● **Exercise brief**: Reproduce the records below exactly as they appear, omitting any pictures they contain.

Records excerpted from a collection
———
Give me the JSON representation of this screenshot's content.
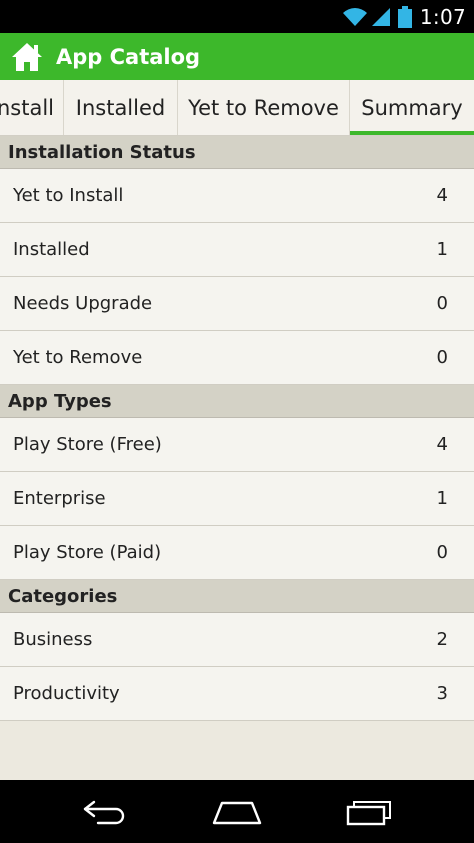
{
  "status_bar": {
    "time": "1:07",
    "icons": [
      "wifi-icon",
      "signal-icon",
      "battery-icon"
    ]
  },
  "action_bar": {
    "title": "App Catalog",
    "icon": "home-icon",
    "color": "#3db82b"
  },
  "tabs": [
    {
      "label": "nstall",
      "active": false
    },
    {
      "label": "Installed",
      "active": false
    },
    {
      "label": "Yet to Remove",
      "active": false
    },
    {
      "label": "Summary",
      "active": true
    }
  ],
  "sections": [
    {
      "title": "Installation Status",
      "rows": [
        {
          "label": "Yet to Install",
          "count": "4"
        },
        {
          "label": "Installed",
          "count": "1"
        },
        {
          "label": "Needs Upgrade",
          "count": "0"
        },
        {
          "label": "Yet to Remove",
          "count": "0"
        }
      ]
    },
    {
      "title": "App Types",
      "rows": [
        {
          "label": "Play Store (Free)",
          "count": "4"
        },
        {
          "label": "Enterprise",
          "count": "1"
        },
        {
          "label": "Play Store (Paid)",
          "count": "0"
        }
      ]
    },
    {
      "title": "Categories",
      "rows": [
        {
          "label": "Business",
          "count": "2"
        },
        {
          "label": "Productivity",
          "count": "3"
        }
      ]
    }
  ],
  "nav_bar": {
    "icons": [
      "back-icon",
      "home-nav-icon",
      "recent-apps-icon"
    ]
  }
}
———
● **Response to the task**:
Give me the JSON representation of this screenshot's content.
{
  "status_bar": {
    "time": "1:07",
    "icons": [
      "wifi-icon",
      "signal-icon",
      "battery-icon"
    ]
  },
  "action_bar": {
    "title": "App Catalog",
    "icon": "home-icon",
    "color": "#3db82b"
  },
  "tabs": [
    {
      "label": "nstall",
      "active": false
    },
    {
      "label": "Installed",
      "active": false
    },
    {
      "label": "Yet to Remove",
      "active": false
    },
    {
      "label": "Summary",
      "active": true
    }
  ],
  "sections": [
    {
      "title": "Installation Status",
      "rows": [
        {
          "label": "Yet to Install",
          "count": "4"
        },
        {
          "label": "Installed",
          "count": "1"
        },
        {
          "label": "Needs Upgrade",
          "count": "0"
        },
        {
          "label": "Yet to Remove",
          "count": "0"
        }
      ]
    },
    {
      "title": "App Types",
      "rows": [
        {
          "label": "Play Store (Free)",
          "count": "4"
        },
        {
          "label": "Enterprise",
          "count": "1"
        },
        {
          "label": "Play Store (Paid)",
          "count": "0"
        }
      ]
    },
    {
      "title": "Categories",
      "rows": [
        {
          "label": "Business",
          "count": "2"
        },
        {
          "label": "Productivity",
          "count": "3"
        }
      ]
    }
  ],
  "nav_bar": {
    "icons": [
      "back-icon",
      "home-nav-icon",
      "recent-apps-icon"
    ]
  }
}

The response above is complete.